## EXERCISE DESCRIPTION
From the entries below, copy every line that holds the word "this".
-- start --
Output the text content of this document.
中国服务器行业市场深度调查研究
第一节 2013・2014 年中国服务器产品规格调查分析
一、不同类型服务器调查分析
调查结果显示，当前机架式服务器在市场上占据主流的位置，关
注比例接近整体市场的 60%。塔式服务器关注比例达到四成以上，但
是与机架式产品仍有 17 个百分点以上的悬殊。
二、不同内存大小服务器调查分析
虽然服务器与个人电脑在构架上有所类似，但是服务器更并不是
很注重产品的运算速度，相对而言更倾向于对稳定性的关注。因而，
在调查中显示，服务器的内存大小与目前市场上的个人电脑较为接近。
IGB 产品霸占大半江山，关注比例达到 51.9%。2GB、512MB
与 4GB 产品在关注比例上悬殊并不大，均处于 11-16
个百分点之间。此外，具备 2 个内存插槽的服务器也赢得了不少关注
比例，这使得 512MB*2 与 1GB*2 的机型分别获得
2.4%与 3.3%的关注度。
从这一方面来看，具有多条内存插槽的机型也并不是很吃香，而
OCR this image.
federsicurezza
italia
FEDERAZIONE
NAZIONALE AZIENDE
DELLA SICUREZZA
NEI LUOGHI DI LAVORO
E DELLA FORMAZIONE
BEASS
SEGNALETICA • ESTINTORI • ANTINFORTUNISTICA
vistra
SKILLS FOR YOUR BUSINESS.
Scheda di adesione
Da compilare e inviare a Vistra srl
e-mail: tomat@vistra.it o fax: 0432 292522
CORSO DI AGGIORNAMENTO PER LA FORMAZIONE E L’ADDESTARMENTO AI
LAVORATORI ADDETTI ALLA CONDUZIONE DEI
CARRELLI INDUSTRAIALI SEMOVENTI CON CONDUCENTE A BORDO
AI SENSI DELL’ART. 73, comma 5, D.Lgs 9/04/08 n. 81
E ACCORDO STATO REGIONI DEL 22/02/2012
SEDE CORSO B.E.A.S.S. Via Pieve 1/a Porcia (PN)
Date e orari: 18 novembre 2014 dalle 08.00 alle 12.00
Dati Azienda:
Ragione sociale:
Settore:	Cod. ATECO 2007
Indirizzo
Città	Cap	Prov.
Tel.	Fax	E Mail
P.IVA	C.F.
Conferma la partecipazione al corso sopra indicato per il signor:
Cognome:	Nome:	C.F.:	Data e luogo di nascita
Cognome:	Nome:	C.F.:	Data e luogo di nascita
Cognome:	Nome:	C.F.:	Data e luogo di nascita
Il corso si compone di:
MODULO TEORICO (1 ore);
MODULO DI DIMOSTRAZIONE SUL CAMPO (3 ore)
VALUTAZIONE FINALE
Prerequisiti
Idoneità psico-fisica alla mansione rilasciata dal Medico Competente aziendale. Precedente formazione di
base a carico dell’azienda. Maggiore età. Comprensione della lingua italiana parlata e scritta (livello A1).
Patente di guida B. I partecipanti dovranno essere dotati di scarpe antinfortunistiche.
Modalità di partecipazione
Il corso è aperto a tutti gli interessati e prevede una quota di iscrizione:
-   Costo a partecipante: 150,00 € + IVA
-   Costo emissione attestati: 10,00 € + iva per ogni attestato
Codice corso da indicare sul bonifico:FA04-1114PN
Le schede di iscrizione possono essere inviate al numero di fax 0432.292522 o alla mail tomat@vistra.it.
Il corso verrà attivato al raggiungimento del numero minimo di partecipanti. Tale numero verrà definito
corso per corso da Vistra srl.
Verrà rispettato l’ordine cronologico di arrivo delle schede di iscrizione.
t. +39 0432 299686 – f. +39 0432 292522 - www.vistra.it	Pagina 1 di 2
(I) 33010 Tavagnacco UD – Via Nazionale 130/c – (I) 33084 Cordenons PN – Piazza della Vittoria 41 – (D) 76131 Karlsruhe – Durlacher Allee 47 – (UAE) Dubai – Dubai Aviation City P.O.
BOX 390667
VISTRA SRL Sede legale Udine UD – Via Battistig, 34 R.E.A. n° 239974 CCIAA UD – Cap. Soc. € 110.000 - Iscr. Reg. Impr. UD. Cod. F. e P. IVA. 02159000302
-- end --
## RIGHT ANSWER
Output the text content of this document.
OCR this image.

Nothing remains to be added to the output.